Task to carry out - Each entry must be reproduced precisely as it stands.

Excerpts from a figure dataset
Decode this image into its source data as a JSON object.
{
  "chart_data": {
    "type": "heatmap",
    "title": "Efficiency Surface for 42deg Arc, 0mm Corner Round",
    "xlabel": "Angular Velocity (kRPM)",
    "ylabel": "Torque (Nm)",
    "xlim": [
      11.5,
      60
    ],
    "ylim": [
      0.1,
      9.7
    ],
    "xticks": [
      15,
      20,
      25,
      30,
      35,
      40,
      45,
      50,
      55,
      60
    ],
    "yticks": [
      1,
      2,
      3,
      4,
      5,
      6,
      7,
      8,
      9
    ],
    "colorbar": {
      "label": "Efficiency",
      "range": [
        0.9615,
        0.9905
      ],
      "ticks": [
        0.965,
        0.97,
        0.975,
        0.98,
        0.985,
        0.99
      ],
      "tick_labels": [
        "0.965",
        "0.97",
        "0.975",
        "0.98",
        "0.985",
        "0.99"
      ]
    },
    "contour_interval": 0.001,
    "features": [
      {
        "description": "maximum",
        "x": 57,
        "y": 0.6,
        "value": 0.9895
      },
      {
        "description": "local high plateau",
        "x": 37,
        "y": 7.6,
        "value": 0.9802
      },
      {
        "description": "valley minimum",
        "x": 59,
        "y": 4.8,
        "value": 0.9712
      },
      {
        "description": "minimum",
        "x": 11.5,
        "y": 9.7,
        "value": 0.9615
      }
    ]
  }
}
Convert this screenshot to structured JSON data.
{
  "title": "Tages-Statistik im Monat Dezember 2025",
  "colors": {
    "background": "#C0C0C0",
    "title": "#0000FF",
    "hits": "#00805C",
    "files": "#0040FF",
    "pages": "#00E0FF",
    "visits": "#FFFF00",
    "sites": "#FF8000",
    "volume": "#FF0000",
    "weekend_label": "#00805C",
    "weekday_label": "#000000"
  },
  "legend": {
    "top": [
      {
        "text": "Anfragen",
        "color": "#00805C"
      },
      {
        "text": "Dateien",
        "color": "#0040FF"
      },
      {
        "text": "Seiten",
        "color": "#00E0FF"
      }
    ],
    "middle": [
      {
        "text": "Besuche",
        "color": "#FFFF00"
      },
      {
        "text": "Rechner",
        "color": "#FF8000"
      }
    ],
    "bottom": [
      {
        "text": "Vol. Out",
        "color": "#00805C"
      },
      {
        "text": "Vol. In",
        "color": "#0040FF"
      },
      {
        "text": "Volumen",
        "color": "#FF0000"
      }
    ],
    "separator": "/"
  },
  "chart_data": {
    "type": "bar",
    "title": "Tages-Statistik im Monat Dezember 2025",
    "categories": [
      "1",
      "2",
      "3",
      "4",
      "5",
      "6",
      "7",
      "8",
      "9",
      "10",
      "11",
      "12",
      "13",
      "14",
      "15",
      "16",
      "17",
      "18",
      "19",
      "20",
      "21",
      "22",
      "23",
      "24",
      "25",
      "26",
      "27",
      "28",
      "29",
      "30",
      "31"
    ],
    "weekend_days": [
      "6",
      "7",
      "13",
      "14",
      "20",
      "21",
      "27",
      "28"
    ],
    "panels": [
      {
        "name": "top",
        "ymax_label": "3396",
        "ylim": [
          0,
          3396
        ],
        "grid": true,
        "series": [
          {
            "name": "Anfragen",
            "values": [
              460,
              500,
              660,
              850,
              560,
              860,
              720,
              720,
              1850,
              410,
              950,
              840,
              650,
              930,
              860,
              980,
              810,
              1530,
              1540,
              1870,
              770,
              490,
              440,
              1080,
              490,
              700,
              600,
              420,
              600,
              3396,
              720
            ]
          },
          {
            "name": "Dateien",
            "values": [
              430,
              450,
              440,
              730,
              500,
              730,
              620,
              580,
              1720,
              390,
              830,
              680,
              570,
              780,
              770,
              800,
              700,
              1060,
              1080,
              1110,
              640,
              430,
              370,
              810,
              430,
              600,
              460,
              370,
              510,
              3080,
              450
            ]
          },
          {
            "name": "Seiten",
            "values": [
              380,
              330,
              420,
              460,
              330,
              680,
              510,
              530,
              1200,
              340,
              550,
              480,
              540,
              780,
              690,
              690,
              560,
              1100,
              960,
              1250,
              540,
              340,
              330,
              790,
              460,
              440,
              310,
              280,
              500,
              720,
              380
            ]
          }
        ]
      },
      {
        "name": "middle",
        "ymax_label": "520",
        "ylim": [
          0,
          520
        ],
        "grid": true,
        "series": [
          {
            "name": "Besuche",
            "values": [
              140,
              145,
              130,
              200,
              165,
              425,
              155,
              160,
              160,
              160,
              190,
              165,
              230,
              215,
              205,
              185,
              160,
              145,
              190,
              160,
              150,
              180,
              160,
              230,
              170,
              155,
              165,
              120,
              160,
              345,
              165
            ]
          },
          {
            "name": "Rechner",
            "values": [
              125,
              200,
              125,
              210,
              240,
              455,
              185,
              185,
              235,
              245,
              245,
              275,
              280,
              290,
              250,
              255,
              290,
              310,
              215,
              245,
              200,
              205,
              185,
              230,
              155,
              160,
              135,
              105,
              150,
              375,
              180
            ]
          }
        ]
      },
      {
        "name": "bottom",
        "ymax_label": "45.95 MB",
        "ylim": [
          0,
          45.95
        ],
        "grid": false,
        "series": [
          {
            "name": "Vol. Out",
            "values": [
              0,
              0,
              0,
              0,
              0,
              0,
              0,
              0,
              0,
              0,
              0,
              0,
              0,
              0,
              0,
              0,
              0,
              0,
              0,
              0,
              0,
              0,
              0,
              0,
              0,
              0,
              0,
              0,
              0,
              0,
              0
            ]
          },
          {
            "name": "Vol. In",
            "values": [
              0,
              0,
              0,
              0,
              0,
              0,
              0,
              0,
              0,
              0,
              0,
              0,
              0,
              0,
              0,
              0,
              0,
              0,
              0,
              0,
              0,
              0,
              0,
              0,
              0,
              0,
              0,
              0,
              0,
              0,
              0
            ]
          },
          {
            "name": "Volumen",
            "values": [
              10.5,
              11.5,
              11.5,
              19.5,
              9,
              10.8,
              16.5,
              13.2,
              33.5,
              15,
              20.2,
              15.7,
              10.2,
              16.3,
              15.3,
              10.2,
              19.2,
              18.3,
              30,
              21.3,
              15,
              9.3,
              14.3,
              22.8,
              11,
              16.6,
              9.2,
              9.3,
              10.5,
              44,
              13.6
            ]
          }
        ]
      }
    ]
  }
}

Answer below -
Decode this image into its source data as a JSON object.
{
  "chart_data": {
    "type": "heatmap",
    "title": "Efficiency Surface for 42deg Arc, 0mm Corner Round",
    "xlabel": "Angular Velocity (kRPM)",
    "ylabel": "Torque (Nm)",
    "xlim": [
      11.5,
      60
    ],
    "ylim": [
      0.1,
      9.7
    ],
    "xticks": [
      15,
      20,
      25,
      30,
      35,
      40,
      45,
      50,
      55,
      60
    ],
    "yticks": [
      1,
      2,
      3,
      4,
      5,
      6,
      7,
      8,
      9
    ],
    "colorbar": {
      "label": "Efficiency",
      "range": [
        0.9615,
        0.9905
      ],
      "ticks": [
        0.965,
        0.97,
        0.975,
        0.98,
        0.985,
        0.99
      ],
      "tick_labels": [
        "0.965",
        "0.97",
        "0.975",
        "0.98",
        "0.985",
        "0.99"
      ]
    },
    "contour_interval": 0.001,
    "features": [
      {
        "description": "maximum",
        "x": 57,
        "y": 0.6,
        "value": 0.9895
      },
      {
        "description": "local high plateau",
        "x": 37,
        "y": 7.6,
        "value": 0.9802
      },
      {
        "description": "valley minimum",
        "x": 59,
        "y": 4.8,
        "value": 0.9712
      },
      {
        "description": "minimum",
        "x": 11.5,
        "y": 9.7,
        "value": 0.9615
      }
    ]
  }
}
Convert this screenshot to structured JSON data.
{
  "title": "Tages-Statistik im Monat Dezember 2025",
  "colors": {
    "background": "#C0C0C0",
    "title": "#0000FF",
    "hits": "#00805C",
    "files": "#0040FF",
    "pages": "#00E0FF",
    "visits": "#FFFF00",
    "sites": "#FF8000",
    "volume": "#FF0000",
    "weekend_label": "#00805C",
    "weekday_label": "#000000"
  },
  "legend": {
    "top": [
      {
        "text": "Anfragen",
        "color": "#00805C"
      },
      {
        "text": "Dateien",
        "color": "#0040FF"
      },
      {
        "text": "Seiten",
        "color": "#00E0FF"
      }
    ],
    "middle": [
      {
        "text": "Besuche",
        "color": "#FFFF00"
      },
      {
        "text": "Rechner",
        "color": "#FF8000"
      }
    ],
    "bottom": [
      {
        "text": "Vol. Out",
        "color": "#00805C"
      },
      {
        "text": "Vol. In",
        "color": "#0040FF"
      },
      {
        "text": "Volumen",
        "color": "#FF0000"
      }
    ],
    "separator": "/"
  },
  "chart_data": {
    "type": "bar",
    "title": "Tages-Statistik im Monat Dezember 2025",
    "categories": [
      "1",
      "2",
      "3",
      "4",
      "5",
      "6",
      "7",
      "8",
      "9",
      "10",
      "11",
      "12",
      "13",
      "14",
      "15",
      "16",
      "17",
      "18",
      "19",
      "20",
      "21",
      "22",
      "23",
      "24",
      "25",
      "26",
      "27",
      "28",
      "29",
      "30",
      "31"
    ],
    "weekend_days": [
      "6",
      "7",
      "13",
      "14",
      "20",
      "21",
      "27",
      "28"
    ],
    "panels": [
      {
        "name": "top",
        "ymax_label": "3396",
        "ylim": [
          0,
          3396
        ],
        "grid": true,
        "series": [
          {
            "name": "Anfragen",
            "values": [
              460,
              500,
              660,
              850,
              560,
              860,
              720,
              720,
              1850,
              410,
              950,
              840,
              650,
              930,
              860,
              980,
              810,
              1530,
              1540,
              1870,
              770,
              490,
              440,
              1080,
              490,
              700,
              600,
              420,
              600,
              3396,
              720
            ]
          },
          {
            "name": "Dateien",
            "values": [
              430,
              450,
              440,
              730,
              500,
              730,
              620,
              580,
              1720,
              390,
              830,
              680,
              570,
              780,
              770,
              800,
              700,
              1060,
              1080,
              1110,
              640,
              430,
              370,
              810,
              430,
              600,
              460,
              370,
              510,
              3080,
              450
            ]
          },
          {
            "name": "Seiten",
            "values": [
              380,
              330,
              420,
              460,
              330,
              680,
              510,
              530,
              1200,
              340,
              550,
              480,
              540,
              780,
              690,
              690,
              560,
              1100,
              960,
              1250,
              540,
              340,
              330,
              790,
              460,
              440,
              310,
              280,
              500,
              720,
              380
            ]
          }
        ]
      },
      {
        "name": "middle",
        "ymax_label": "520",
        "ylim": [
          0,
          520
        ],
        "grid": true,
        "series": [
          {
            "name": "Besuche",
            "values": [
              140,
              145,
              130,
              200,
              165,
              425,
              155,
              160,
              160,
              160,
              190,
              165,
              230,
              215,
              205,
              185,
              160,
              145,
              190,
              160,
              150,
              180,
              160,
              230,
              170,
              155,
              165,
              120,
              160,
              345,
              165
            ]
          },
          {
            "name": "Rechner",
            "values": [
              125,
              200,
              125,
              210,
              240,
              455,
              185,
              185,
              235,
              245,
              245,
              275,
              280,
              290,
              250,
              255,
              290,
              310,
              215,
              245,
              200,
              205,
              185,
              230,
              155,
              160,
              135,
              105,
              150,
              375,
              180
            ]
          }
        ]
      },
      {
        "name": "bottom",
        "ymax_label": "45.95 MB",
        "ylim": [
          0,
          45.95
        ],
        "grid": false,
        "series": [
          {
            "name": "Vol. Out",
            "values": [
              0,
              0,
              0,
              0,
              0,
              0,
              0,
              0,
              0,
              0,
              0,
              0,
              0,
              0,
              0,
              0,
              0,
              0,
              0,
              0,
              0,
              0,
              0,
              0,
              0,
              0,
              0,
              0,
              0,
              0,
              0
            ]
          },
          {
            "name": "Vol. In",
            "values": [
              0,
              0,
              0,
              0,
              0,
              0,
              0,
              0,
              0,
              0,
              0,
              0,
              0,
              0,
              0,
              0,
              0,
              0,
              0,
              0,
              0,
              0,
              0,
              0,
              0,
              0,
              0,
              0,
              0,
              0,
              0
            ]
          },
          {
            "name": "Volumen",
            "values": [
              10.5,
              11.5,
              11.5,
              19.5,
              9,
              10.8,
              16.5,
              13.2,
              33.5,
              15,
              20.2,
              15.7,
              10.2,
              16.3,
              15.3,
              10.2,
              19.2,
              18.3,
              30,
              21.3,
              15,
              9.3,
              14.3,
              22.8,
              11,
              16.6,
              9.2,
              9.3,
              10.5,
              44,
              13.6
            ]
          }
        ]
      }
    ]
  }
}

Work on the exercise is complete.